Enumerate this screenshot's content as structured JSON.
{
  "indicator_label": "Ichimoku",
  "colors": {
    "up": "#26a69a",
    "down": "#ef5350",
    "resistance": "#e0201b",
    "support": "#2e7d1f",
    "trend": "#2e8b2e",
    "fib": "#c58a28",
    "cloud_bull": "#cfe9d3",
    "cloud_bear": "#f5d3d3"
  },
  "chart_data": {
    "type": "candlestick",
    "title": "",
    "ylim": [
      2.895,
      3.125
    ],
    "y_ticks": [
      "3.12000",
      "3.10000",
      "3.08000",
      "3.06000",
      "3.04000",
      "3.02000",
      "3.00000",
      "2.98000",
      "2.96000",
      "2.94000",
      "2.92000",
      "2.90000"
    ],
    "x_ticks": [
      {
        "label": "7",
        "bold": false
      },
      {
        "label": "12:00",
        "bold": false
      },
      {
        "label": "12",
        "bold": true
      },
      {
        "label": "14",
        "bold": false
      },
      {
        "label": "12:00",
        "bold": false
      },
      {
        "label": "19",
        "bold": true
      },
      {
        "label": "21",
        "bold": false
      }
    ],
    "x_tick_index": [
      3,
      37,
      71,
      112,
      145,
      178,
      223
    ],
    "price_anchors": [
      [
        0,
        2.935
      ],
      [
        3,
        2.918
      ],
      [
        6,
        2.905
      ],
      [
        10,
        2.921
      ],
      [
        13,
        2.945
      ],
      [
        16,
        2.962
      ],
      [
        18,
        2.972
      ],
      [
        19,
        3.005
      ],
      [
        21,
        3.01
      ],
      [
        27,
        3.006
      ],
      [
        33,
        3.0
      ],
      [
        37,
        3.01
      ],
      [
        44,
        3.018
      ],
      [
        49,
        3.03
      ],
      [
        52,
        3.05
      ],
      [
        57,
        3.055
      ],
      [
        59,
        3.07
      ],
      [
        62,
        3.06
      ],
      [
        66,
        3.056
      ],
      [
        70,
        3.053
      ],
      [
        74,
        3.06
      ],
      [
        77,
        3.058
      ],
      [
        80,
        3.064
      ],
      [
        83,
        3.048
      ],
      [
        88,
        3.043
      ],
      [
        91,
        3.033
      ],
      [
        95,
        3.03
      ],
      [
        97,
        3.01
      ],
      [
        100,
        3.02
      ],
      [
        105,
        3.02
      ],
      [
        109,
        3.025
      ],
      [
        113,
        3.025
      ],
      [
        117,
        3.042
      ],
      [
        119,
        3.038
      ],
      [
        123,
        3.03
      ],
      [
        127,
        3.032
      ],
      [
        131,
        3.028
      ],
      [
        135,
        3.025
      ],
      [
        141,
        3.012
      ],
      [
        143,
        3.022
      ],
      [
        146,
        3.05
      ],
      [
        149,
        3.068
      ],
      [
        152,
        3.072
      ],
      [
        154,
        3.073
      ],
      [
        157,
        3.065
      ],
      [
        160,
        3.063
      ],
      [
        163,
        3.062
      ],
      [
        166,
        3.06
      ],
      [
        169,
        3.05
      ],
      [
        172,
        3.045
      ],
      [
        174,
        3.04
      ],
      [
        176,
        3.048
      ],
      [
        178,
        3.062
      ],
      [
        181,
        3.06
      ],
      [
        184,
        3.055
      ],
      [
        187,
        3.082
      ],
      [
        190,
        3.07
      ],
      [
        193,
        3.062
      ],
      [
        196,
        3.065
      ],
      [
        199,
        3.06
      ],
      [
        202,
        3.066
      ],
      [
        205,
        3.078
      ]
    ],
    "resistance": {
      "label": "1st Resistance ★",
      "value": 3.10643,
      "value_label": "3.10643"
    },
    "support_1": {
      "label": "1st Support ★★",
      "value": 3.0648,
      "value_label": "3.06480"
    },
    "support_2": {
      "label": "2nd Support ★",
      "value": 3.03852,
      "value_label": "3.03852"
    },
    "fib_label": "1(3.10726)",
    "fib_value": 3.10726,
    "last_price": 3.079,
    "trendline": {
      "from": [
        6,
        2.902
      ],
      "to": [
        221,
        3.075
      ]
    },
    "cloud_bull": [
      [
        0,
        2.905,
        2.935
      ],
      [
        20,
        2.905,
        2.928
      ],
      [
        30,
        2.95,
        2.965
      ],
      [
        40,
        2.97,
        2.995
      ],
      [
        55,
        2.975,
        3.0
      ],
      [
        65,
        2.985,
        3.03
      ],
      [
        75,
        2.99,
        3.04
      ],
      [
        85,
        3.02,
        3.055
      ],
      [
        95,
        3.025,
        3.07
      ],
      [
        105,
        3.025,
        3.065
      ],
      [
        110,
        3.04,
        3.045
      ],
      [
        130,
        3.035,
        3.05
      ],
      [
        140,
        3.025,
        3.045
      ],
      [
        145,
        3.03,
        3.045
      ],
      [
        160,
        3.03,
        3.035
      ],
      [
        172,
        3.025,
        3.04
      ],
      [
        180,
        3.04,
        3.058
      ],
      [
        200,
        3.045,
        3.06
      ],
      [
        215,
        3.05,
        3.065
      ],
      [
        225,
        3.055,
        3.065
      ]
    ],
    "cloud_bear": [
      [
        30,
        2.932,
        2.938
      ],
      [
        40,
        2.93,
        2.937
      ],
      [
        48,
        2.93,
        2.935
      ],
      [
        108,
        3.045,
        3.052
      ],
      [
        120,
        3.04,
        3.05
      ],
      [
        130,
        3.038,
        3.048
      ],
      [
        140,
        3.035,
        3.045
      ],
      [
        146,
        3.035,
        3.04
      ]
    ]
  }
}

● ● ●

» **WHAT TO WORK ON**
Each record above should be returned exactly as it appears.

» **ANSWER TO THIS PROBLEM**
Enumerate this screenshot's content as structured JSON.
{
  "indicator_label": "Ichimoku",
  "colors": {
    "up": "#26a69a",
    "down": "#ef5350",
    "resistance": "#e0201b",
    "support": "#2e7d1f",
    "trend": "#2e8b2e",
    "fib": "#c58a28",
    "cloud_bull": "#cfe9d3",
    "cloud_bear": "#f5d3d3"
  },
  "chart_data": {
    "type": "candlestick",
    "title": "",
    "ylim": [
      2.895,
      3.125
    ],
    "y_ticks": [
      "3.12000",
      "3.10000",
      "3.08000",
      "3.06000",
      "3.04000",
      "3.02000",
      "3.00000",
      "2.98000",
      "2.96000",
      "2.94000",
      "2.92000",
      "2.90000"
    ],
    "x_ticks": [
      {
        "label": "7",
        "bold": false
      },
      {
        "label": "12:00",
        "bold": false
      },
      {
        "label": "12",
        "bold": true
      },
      {
        "label": "14",
        "bold": false
      },
      {
        "label": "12:00",
        "bold": false
      },
      {
        "label": "19",
        "bold": true
      },
      {
        "label": "21",
        "bold": false
      }
    ],
    "x_tick_index": [
      3,
      37,
      71,
      112,
      145,
      178,
      223
    ],
    "price_anchors": [
      [
        0,
        2.935
      ],
      [
        3,
        2.918
      ],
      [
        6,
        2.905
      ],
      [
        10,
        2.921
      ],
      [
        13,
        2.945
      ],
      [
        16,
        2.962
      ],
      [
        18,
        2.972
      ],
      [
        19,
        3.005
      ],
      [
        21,
        3.01
      ],
      [
        27,
        3.006
      ],
      [
        33,
        3.0
      ],
      [
        37,
        3.01
      ],
      [
        44,
        3.018
      ],
      [
        49,
        3.03
      ],
      [
        52,
        3.05
      ],
      [
        57,
        3.055
      ],
      [
        59,
        3.07
      ],
      [
        62,
        3.06
      ],
      [
        66,
        3.056
      ],
      [
        70,
        3.053
      ],
      [
        74,
        3.06
      ],
      [
        77,
        3.058
      ],
      [
        80,
        3.064
      ],
      [
        83,
        3.048
      ],
      [
        88,
        3.043
      ],
      [
        91,
        3.033
      ],
      [
        95,
        3.03
      ],
      [
        97,
        3.01
      ],
      [
        100,
        3.02
      ],
      [
        105,
        3.02
      ],
      [
        109,
        3.025
      ],
      [
        113,
        3.025
      ],
      [
        117,
        3.042
      ],
      [
        119,
        3.038
      ],
      [
        123,
        3.03
      ],
      [
        127,
        3.032
      ],
      [
        131,
        3.028
      ],
      [
        135,
        3.025
      ],
      [
        141,
        3.012
      ],
      [
        143,
        3.022
      ],
      [
        146,
        3.05
      ],
      [
        149,
        3.068
      ],
      [
        152,
        3.072
      ],
      [
        154,
        3.073
      ],
      [
        157,
        3.065
      ],
      [
        160,
        3.063
      ],
      [
        163,
        3.062
      ],
      [
        166,
        3.06
      ],
      [
        169,
        3.05
      ],
      [
        172,
        3.045
      ],
      [
        174,
        3.04
      ],
      [
        176,
        3.048
      ],
      [
        178,
        3.062
      ],
      [
        181,
        3.06
      ],
      [
        184,
        3.055
      ],
      [
        187,
        3.082
      ],
      [
        190,
        3.07
      ],
      [
        193,
        3.062
      ],
      [
        196,
        3.065
      ],
      [
        199,
        3.06
      ],
      [
        202,
        3.066
      ],
      [
        205,
        3.078
      ]
    ],
    "resistance": {
      "label": "1st Resistance ★",
      "value": 3.10643,
      "value_label": "3.10643"
    },
    "support_1": {
      "label": "1st Support ★★",
      "value": 3.0648,
      "value_label": "3.06480"
    },
    "support_2": {
      "label": "2nd Support ★",
      "value": 3.03852,
      "value_label": "3.03852"
    },
    "fib_label": "1(3.10726)",
    "fib_value": 3.10726,
    "last_price": 3.079,
    "trendline": {
      "from": [
        6,
        2.902
      ],
      "to": [
        221,
        3.075
      ]
    },
    "cloud_bull": [
      [
        0,
        2.905,
        2.935
      ],
      [
        20,
        2.905,
        2.928
      ],
      [
        30,
        2.95,
        2.965
      ],
      [
        40,
        2.97,
        2.995
      ],
      [
        55,
        2.975,
        3.0
      ],
      [
        65,
        2.985,
        3.03
      ],
      [
        75,
        2.99,
        3.04
      ],
      [
        85,
        3.02,
        3.055
      ],
      [
        95,
        3.025,
        3.07
      ],
      [
        105,
        3.025,
        3.065
      ],
      [
        110,
        3.04,
        3.045
      ],
      [
        130,
        3.035,
        3.05
      ],
      [
        140,
        3.025,
        3.045
      ],
      [
        145,
        3.03,
        3.045
      ],
      [
        160,
        3.03,
        3.035
      ],
      [
        172,
        3.025,
        3.04
      ],
      [
        180,
        3.04,
        3.058
      ],
      [
        200,
        3.045,
        3.06
      ],
      [
        215,
        3.05,
        3.065
      ],
      [
        225,
        3.055,
        3.065
      ]
    ],
    "cloud_bear": [
      [
        30,
        2.932,
        2.938
      ],
      [
        40,
        2.93,
        2.937
      ],
      [
        48,
        2.93,
        2.935
      ],
      [
        108,
        3.045,
        3.052
      ],
      [
        120,
        3.04,
        3.05
      ],
      [
        130,
        3.038,
        3.048
      ],
      [
        140,
        3.035,
        3.045
      ],
      [
        146,
        3.035,
        3.04
      ]
    ]
  }
}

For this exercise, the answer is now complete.